* start TASK DATA *
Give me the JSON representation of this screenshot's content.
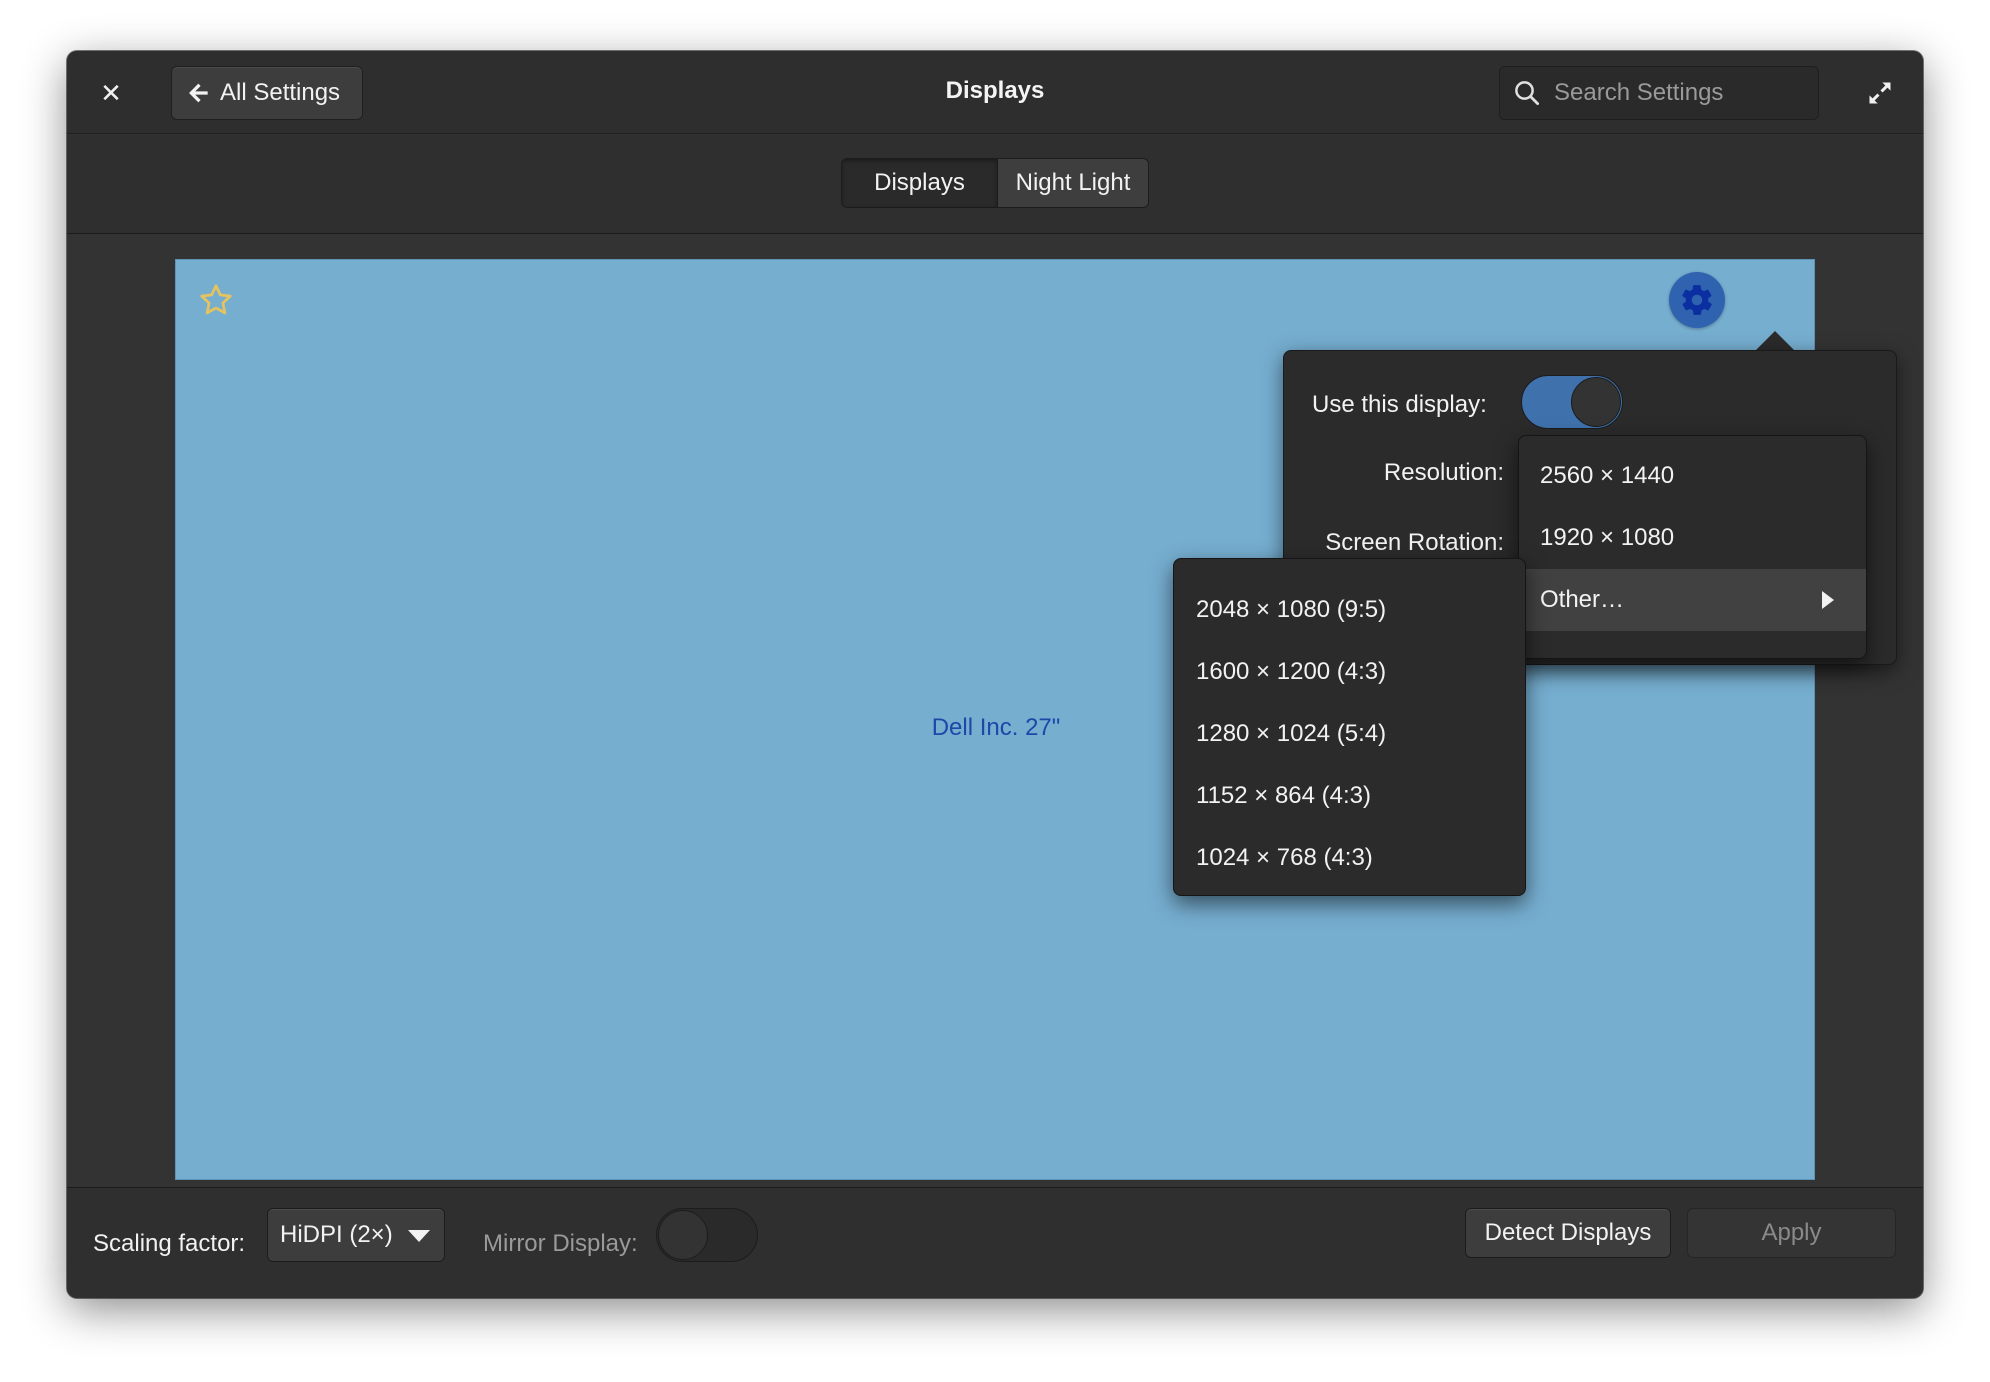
{
  "header": {
    "title": "Displays",
    "back_label": "All Settings",
    "search_placeholder": "Search Settings",
    "icons": [
      "close-icon",
      "back-arrow-icon",
      "search-icon",
      "maximize-icon"
    ]
  },
  "tabs": [
    {
      "label": "Displays",
      "active": true
    },
    {
      "label": "Night Light",
      "active": false
    }
  ],
  "display": {
    "name": "Dell Inc. 27\"",
    "background_color": "#76aed0",
    "is_primary": true,
    "icons": [
      "star-icon",
      "gear-icon"
    ]
  },
  "popover": {
    "use_display_label": "Use this display:",
    "use_display_on": true,
    "resolution_label": "Resolution:",
    "rotation_label": "Screen Rotation:"
  },
  "resolution_menu": {
    "items": [
      "2560 × 1440",
      "1920 × 1080",
      "Other…"
    ],
    "highlighted": "Other…"
  },
  "other_resolutions": [
    "2048 × 1080 (9:5)",
    "1600 × 1200 (4:3)",
    "1280 × 1024 (5:4)",
    "1152 × 864 (4:3)",
    "1024 × 768 (4:3)"
  ],
  "bottom": {
    "scaling_label": "Scaling factor:",
    "scaling_value": "HiDPI (2×)",
    "mirror_label": "Mirror Display:",
    "mirror_on": false,
    "detect_label": "Detect Displays",
    "apply_label": "Apply"
  },
  "colors": {
    "accent": "#3f72ad",
    "gear_background": "#2f63b0",
    "star": "#e6c35c",
    "display_name_text": "#1e47a8"
  }
}
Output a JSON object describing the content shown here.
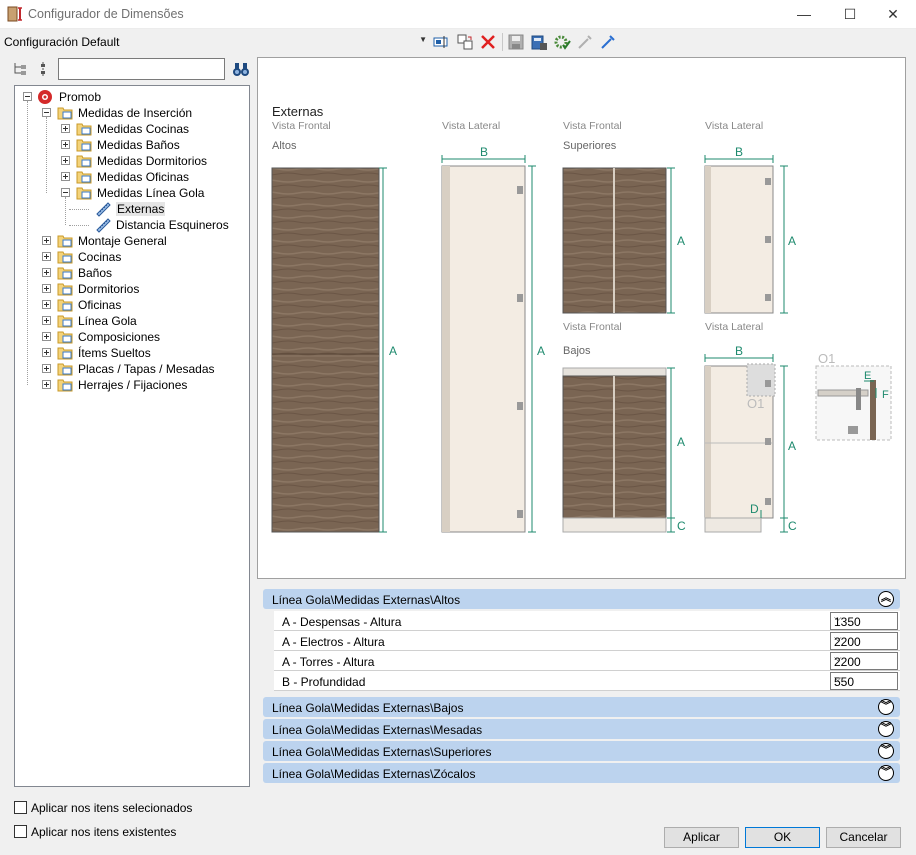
{
  "window": {
    "title": "Configurador de Dimensões",
    "minimize": "—",
    "maximize": "☐",
    "close": "✕"
  },
  "toolbar": {
    "config_value": "Configuración Default",
    "icons": [
      "rename-icon",
      "copy-config-icon",
      "delete-icon",
      "save-icon",
      "calculator-icon",
      "settings-icon",
      "move-down-icon",
      "move-up-icon"
    ]
  },
  "search": {
    "value": ""
  },
  "tree": {
    "root": "Promob",
    "items": [
      {
        "label": "Medidas de Inserción",
        "level": 1
      },
      {
        "label": "Medidas Cocinas",
        "level": 2
      },
      {
        "label": "Medidas Baños",
        "level": 2
      },
      {
        "label": "Medidas Dormitorios",
        "level": 2
      },
      {
        "label": "Medidas Oficinas",
        "level": 2
      },
      {
        "label": "Medidas Línea Gola",
        "level": 2
      },
      {
        "label": "Externas",
        "level": 3
      },
      {
        "label": "Distancia Esquineros",
        "level": 3
      },
      {
        "label": "Montaje General",
        "level": 1
      },
      {
        "label": "Cocinas",
        "level": 1
      },
      {
        "label": "Baños",
        "level": 1
      },
      {
        "label": "Dormitorios",
        "level": 1
      },
      {
        "label": "Oficinas",
        "level": 1
      },
      {
        "label": "Línea Gola",
        "level": 1
      },
      {
        "label": "Composiciones",
        "level": 1
      },
      {
        "label": "Ítems Sueltos",
        "level": 1
      },
      {
        "label": "Placas / Tapas / Mesadas",
        "level": 1
      },
      {
        "label": "Herrajes / Fijaciones",
        "level": 1
      }
    ]
  },
  "preview": {
    "heading": "Externas",
    "views": [
      "Vista Frontal",
      "Vista Lateral",
      "Vista Frontal",
      "Vista Lateral",
      "Vista Frontal",
      "Vista Lateral"
    ],
    "groups": [
      "Altos",
      "Superiores",
      "Bajos"
    ],
    "dims": {
      "A": "A",
      "B": "B",
      "C": "C",
      "D": "D",
      "E": "E",
      "F": "F",
      "O1": "O1"
    }
  },
  "properties": {
    "sections": [
      {
        "title": "Línea Gola\\Medidas Externas\\Altos",
        "expanded": true
      },
      {
        "title": "Línea Gola\\Medidas Externas\\Bajos",
        "expanded": false
      },
      {
        "title": "Línea Gola\\Medidas Externas\\Mesadas",
        "expanded": false
      },
      {
        "title": "Línea Gola\\Medidas Externas\\Superiores",
        "expanded": false
      },
      {
        "title": "Línea Gola\\Medidas Externas\\Zócalos",
        "expanded": false
      }
    ],
    "rows": [
      {
        "name": "A - Despensas - Altura",
        "value": "1350"
      },
      {
        "name": "A - Electros - Altura",
        "value": "2200"
      },
      {
        "name": "A - Torres - Altura",
        "value": "2200"
      },
      {
        "name": "B - Profundidad",
        "value": "550"
      }
    ]
  },
  "options": {
    "apply_selected": "Aplicar nos itens selecionados",
    "apply_existing": "Aplicar nos itens existentes"
  },
  "buttons": {
    "apply": "Aplicar",
    "ok": "OK",
    "cancel": "Cancelar"
  },
  "colors": {
    "accent_teal": "#1e8a6e",
    "wood": "#7a6553",
    "section_blue": "#bcd3ee"
  }
}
* end TASK DATA *
#### [EXERCISE GOAL]
Reproduce the material above in full and without alteration, but skip all pictures.

#### [RESPONSE]
Give me the JSON representation of this screenshot's content.
{
  "header": {
    "title": "Displays",
    "back_label": "All Settings",
    "search_placeholder": "Search Settings",
    "icons": [
      "close-icon",
      "back-arrow-icon",
      "search-icon",
      "maximize-icon"
    ]
  },
  "tabs": [
    {
      "label": "Displays",
      "active": true
    },
    {
      "label": "Night Light",
      "active": false
    }
  ],
  "display": {
    "name": "Dell Inc. 27\"",
    "background_color": "#76aed0",
    "is_primary": true,
    "icons": [
      "star-icon",
      "gear-icon"
    ]
  },
  "popover": {
    "use_display_label": "Use this display:",
    "use_display_on": true,
    "resolution_label": "Resolution:",
    "rotation_label": "Screen Rotation:"
  },
  "resolution_menu": {
    "items": [
      "2560 × 1440",
      "1920 × 1080",
      "Other…"
    ],
    "highlighted": "Other…"
  },
  "other_resolutions": [
    "2048 × 1080 (9:5)",
    "1600 × 1200 (4:3)",
    "1280 × 1024 (5:4)",
    "1152 × 864 (4:3)",
    "1024 × 768 (4:3)"
  ],
  "bottom": {
    "scaling_label": "Scaling factor:",
    "scaling_value": "HiDPI (2×)",
    "mirror_label": "Mirror Display:",
    "mirror_on": false,
    "detect_label": "Detect Displays",
    "apply_label": "Apply"
  },
  "colors": {
    "accent": "#3f72ad",
    "gear_background": "#2f63b0",
    "star": "#e6c35c",
    "display_name_text": "#1e47a8"
  }
}
Output a JSON object describing the content shown here.
{
  "window": {
    "title": "Configurador de Dimensões",
    "minimize": "—",
    "maximize": "☐",
    "close": "✕"
  },
  "toolbar": {
    "config_value": "Configuración Default",
    "icons": [
      "rename-icon",
      "copy-config-icon",
      "delete-icon",
      "save-icon",
      "calculator-icon",
      "settings-icon",
      "move-down-icon",
      "move-up-icon"
    ]
  },
  "search": {
    "value": ""
  },
  "tree": {
    "root": "Promob",
    "items": [
      {
        "label": "Medidas de Inserción",
        "level": 1
      },
      {
        "label": "Medidas Cocinas",
        "level": 2
      },
      {
        "label": "Medidas Baños",
        "level": 2
      },
      {
        "label": "Medidas Dormitorios",
        "level": 2
      },
      {
        "label": "Medidas Oficinas",
        "level": 2
      },
      {
        "label": "Medidas Línea Gola",
        "level": 2
      },
      {
        "label": "Externas",
        "level": 3
      },
      {
        "label": "Distancia Esquineros",
        "level": 3
      },
      {
        "label": "Montaje General",
        "level": 1
      },
      {
        "label": "Cocinas",
        "level": 1
      },
      {
        "label": "Baños",
        "level": 1
      },
      {
        "label": "Dormitorios",
        "level": 1
      },
      {
        "label": "Oficinas",
        "level": 1
      },
      {
        "label": "Línea Gola",
        "level": 1
      },
      {
        "label": "Composiciones",
        "level": 1
      },
      {
        "label": "Ítems Sueltos",
        "level": 1
      },
      {
        "label": "Placas / Tapas / Mesadas",
        "level": 1
      },
      {
        "label": "Herrajes / Fijaciones",
        "level": 1
      }
    ]
  },
  "preview": {
    "heading": "Externas",
    "views": [
      "Vista Frontal",
      "Vista Lateral",
      "Vista Frontal",
      "Vista Lateral",
      "Vista Frontal",
      "Vista Lateral"
    ],
    "groups": [
      "Altos",
      "Superiores",
      "Bajos"
    ],
    "dims": {
      "A": "A",
      "B": "B",
      "C": "C",
      "D": "D",
      "E": "E",
      "F": "F",
      "O1": "O1"
    }
  },
  "properties": {
    "sections": [
      {
        "title": "Línea Gola\\Medidas Externas\\Altos",
        "expanded": true
      },
      {
        "title": "Línea Gola\\Medidas Externas\\Bajos",
        "expanded": false
      },
      {
        "title": "Línea Gola\\Medidas Externas\\Mesadas",
        "expanded": false
      },
      {
        "title": "Línea Gola\\Medidas Externas\\Superiores",
        "expanded": false
      },
      {
        "title": "Línea Gola\\Medidas Externas\\Zócalos",
        "expanded": false
      }
    ],
    "rows": [
      {
        "name": "A - Despensas - Altura",
        "value": "1350"
      },
      {
        "name": "A - Electros - Altura",
        "value": "2200"
      },
      {
        "name": "A - Torres - Altura",
        "value": "2200"
      },
      {
        "name": "B - Profundidad",
        "value": "550"
      }
    ]
  },
  "options": {
    "apply_selected": "Aplicar nos itens selecionados",
    "apply_existing": "Aplicar nos itens existentes"
  },
  "buttons": {
    "apply": "Aplicar",
    "ok": "OK",
    "cancel": "Cancelar"
  },
  "colors": {
    "accent_teal": "#1e8a6e",
    "wood": "#7a6553",
    "section_blue": "#bcd3ee"
  }
}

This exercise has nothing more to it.